::: Task material :::
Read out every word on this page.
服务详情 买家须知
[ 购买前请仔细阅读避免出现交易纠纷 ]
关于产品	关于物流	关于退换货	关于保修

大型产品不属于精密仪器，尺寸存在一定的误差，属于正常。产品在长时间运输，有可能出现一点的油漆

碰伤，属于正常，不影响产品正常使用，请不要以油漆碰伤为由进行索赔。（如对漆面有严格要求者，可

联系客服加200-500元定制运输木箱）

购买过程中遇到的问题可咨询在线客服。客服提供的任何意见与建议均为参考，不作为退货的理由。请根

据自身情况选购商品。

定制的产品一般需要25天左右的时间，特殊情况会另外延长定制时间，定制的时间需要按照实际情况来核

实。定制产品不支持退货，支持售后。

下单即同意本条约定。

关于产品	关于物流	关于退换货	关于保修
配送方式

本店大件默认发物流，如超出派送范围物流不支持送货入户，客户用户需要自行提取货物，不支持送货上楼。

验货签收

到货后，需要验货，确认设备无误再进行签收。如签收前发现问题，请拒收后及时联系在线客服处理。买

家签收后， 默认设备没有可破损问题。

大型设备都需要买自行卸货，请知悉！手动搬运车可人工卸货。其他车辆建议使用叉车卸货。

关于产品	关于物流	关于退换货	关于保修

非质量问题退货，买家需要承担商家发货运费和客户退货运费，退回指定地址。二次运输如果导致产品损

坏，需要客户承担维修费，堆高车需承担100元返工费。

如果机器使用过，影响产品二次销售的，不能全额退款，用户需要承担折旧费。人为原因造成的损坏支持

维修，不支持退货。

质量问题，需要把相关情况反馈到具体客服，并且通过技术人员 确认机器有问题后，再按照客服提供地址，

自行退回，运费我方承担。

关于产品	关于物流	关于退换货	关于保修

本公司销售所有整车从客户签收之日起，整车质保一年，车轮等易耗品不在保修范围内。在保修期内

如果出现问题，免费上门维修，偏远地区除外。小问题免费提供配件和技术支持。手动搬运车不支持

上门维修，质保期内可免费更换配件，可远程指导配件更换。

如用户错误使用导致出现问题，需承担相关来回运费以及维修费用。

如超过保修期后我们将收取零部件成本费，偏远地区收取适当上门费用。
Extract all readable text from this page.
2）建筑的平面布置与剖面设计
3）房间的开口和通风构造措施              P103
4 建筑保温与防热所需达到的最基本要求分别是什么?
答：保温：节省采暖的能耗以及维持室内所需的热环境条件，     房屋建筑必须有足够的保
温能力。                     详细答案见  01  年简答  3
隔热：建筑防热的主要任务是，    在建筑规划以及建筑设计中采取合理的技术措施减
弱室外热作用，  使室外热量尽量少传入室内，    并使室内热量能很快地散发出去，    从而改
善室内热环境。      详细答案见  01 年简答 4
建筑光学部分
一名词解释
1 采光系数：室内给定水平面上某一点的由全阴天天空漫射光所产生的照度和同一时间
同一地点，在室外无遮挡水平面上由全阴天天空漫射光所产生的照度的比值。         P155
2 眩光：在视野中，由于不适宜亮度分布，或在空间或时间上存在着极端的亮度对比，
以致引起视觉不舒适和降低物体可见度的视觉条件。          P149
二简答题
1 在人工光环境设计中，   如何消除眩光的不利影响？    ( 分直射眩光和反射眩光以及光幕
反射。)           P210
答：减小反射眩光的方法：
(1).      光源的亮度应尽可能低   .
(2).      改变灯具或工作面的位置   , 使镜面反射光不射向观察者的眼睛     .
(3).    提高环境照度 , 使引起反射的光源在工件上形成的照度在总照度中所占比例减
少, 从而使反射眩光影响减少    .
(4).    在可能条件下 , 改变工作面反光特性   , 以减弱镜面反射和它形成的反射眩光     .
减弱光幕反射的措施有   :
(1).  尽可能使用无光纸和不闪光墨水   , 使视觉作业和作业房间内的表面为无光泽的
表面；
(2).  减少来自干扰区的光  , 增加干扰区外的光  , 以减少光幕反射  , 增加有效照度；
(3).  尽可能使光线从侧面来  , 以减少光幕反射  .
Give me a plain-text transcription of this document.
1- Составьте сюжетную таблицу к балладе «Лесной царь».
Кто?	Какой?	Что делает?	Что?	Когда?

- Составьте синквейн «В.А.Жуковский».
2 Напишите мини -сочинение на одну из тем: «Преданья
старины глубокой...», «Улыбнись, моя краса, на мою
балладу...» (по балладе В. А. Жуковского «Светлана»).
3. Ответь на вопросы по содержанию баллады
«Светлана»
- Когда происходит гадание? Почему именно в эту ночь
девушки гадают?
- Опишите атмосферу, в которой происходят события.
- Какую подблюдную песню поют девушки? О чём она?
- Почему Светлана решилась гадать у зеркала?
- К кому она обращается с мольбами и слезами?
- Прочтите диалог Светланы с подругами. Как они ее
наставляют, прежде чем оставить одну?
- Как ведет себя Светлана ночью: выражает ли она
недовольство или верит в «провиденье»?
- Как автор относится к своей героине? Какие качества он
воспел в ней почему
:::
::: Task material :::
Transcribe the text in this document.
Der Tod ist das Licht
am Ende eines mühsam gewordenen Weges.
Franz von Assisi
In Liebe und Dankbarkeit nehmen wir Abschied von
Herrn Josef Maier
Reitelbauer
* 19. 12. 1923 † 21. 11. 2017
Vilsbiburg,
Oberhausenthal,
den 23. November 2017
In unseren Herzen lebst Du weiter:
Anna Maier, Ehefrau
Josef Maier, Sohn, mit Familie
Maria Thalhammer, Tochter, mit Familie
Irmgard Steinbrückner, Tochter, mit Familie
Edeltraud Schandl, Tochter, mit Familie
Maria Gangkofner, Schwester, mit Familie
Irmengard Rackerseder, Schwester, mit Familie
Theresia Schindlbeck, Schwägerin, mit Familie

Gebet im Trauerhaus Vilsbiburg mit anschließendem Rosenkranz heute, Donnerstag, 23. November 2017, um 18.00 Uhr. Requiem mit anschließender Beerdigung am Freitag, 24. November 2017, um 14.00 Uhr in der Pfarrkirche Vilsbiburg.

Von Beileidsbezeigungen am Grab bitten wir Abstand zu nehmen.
:::
> **Problem description**:
Your answer should be a single number: how many lines in the data above include "document"?

> **Answer**:
2